** Start of Material shown **

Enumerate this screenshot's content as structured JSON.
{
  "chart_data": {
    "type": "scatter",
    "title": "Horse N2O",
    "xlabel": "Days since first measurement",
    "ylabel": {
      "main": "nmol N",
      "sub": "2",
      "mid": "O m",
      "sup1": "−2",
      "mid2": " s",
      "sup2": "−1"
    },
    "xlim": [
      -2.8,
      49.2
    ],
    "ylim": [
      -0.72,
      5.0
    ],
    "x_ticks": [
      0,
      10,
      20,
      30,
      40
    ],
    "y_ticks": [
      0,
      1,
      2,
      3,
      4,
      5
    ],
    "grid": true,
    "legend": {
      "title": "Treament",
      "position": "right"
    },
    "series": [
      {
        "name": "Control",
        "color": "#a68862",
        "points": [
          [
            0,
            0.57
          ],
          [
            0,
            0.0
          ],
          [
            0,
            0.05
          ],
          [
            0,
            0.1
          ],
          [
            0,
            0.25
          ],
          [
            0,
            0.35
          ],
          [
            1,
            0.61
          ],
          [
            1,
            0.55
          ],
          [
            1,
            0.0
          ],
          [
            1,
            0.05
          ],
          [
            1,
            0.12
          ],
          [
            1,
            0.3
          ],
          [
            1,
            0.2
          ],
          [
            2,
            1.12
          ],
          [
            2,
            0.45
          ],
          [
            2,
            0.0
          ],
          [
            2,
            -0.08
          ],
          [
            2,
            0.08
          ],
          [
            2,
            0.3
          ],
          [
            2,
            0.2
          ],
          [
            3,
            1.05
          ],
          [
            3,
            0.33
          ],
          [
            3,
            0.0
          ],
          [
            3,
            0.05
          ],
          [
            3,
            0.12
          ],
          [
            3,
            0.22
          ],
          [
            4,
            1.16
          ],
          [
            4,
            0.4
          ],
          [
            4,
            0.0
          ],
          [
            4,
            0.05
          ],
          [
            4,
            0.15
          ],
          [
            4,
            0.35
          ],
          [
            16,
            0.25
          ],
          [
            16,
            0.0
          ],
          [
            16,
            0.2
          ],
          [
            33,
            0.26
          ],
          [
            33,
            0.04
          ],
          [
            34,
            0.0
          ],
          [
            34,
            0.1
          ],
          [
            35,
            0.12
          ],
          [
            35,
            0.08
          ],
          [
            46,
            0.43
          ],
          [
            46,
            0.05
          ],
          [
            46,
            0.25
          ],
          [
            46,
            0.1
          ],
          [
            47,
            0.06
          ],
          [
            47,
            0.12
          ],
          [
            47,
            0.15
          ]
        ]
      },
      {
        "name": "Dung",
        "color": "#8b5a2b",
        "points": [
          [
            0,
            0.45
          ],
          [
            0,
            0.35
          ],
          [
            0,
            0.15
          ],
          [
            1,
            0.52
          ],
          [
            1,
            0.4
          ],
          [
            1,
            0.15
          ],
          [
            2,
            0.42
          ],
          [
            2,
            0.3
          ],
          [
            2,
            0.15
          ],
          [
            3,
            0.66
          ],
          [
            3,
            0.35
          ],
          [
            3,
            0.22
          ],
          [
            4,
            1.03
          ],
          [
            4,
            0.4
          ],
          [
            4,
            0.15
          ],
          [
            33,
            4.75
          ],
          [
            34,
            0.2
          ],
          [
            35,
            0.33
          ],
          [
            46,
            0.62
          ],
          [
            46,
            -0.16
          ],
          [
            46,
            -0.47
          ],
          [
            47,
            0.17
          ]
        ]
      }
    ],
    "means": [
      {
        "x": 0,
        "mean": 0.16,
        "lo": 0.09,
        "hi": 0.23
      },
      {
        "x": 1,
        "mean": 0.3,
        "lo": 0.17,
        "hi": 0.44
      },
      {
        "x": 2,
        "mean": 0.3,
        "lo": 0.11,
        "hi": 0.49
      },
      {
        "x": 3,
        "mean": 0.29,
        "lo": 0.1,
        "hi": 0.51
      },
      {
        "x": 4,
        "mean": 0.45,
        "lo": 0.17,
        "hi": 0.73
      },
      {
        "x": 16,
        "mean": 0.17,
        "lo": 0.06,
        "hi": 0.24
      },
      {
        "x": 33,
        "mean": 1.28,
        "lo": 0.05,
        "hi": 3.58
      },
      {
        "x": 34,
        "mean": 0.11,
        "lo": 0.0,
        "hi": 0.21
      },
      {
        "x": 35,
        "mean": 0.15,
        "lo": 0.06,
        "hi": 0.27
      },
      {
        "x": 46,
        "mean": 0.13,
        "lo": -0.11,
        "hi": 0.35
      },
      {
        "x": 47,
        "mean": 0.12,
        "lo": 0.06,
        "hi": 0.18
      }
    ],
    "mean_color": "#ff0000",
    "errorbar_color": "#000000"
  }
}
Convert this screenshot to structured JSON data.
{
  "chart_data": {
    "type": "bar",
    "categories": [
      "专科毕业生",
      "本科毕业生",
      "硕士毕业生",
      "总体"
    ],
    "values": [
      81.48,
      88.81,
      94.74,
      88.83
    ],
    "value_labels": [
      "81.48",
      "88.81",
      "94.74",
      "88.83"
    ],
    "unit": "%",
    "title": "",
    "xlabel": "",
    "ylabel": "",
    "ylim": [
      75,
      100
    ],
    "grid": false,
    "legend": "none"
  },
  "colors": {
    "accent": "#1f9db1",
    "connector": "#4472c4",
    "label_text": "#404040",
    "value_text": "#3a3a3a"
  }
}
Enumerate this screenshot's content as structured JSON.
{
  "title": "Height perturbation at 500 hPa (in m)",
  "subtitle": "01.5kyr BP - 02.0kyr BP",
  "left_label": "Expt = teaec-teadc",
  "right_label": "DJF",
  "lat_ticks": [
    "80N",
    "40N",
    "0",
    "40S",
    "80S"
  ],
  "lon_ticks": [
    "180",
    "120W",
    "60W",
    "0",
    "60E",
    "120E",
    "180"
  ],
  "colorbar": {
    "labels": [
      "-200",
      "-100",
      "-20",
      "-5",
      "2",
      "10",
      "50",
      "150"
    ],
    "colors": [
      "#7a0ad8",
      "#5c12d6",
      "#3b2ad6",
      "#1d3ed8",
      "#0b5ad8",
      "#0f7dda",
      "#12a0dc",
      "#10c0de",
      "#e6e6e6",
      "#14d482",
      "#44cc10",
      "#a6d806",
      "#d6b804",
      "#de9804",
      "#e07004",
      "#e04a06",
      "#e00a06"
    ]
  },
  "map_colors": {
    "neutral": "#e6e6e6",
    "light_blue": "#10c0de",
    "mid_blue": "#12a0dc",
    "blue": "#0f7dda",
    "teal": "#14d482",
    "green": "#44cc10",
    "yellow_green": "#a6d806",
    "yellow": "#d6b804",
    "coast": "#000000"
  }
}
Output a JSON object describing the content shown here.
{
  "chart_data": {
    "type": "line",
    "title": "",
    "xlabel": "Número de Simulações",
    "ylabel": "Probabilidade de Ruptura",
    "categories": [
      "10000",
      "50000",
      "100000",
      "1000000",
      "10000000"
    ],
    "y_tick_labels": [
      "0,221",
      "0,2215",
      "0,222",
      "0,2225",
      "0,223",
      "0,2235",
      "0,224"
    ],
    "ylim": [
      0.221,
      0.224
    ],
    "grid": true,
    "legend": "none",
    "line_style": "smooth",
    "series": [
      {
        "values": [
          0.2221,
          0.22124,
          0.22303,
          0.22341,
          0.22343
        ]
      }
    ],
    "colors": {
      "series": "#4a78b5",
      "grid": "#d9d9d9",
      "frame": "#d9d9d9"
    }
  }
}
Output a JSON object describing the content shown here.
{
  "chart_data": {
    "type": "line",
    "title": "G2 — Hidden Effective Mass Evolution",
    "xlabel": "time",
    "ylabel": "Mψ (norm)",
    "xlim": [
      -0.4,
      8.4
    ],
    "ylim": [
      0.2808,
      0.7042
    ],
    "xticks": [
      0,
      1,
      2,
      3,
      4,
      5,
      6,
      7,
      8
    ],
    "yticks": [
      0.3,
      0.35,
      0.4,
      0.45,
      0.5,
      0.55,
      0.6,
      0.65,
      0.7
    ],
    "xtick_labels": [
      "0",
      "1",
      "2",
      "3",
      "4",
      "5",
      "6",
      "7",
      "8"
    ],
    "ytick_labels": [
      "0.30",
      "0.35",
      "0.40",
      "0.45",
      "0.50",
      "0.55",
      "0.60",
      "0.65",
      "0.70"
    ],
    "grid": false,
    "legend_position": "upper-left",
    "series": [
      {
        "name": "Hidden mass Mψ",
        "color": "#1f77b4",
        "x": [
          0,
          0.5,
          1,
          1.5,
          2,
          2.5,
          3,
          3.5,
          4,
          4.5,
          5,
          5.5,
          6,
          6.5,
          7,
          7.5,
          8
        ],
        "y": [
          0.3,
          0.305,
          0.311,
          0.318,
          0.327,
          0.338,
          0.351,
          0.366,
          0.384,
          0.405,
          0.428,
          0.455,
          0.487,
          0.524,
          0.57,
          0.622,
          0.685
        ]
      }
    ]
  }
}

** End of Material shown **

## Do this
Each line that has the word "type" should be copied.

## Task response
    "type": "scatter",
    "type": "bar",
    "type": "line",
    "type": "line",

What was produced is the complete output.